> [Written problem]: Print the listing below in its entirety, character for character.

[Data records]
----

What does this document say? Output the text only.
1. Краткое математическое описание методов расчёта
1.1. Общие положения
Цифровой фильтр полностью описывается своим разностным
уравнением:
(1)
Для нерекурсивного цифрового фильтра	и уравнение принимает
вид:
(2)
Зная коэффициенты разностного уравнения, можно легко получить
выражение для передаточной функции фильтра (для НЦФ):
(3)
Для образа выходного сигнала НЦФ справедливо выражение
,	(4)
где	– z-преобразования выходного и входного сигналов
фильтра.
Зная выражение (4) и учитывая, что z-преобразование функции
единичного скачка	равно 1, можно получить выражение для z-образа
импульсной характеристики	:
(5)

----

> [Expected answer]:
What does this document say? Output the text only.
1. Краткое математическое описание методов расчёта
1.1. Общие положения
Цифровой фильтр полностью описывается своим разностным
уравнением:
(1)
Для нерекурсивного цифрового фильтра	и уравнение принимает
вид:
(2)
Зная коэффициенты разностного уравнения, можно легко получить
выражение для передаточной функции фильтра (для НЦФ):
(3)
Для образа выходного сигнала НЦФ справедливо выражение
,	(4)
где	– z-преобразования выходного и входного сигналов
фильтра.
Зная выражение (4) и учитывая, что z-преобразование функции
единичного скачка	равно 1, можно получить выражение для z-образа
импульсной характеристики	:
(5)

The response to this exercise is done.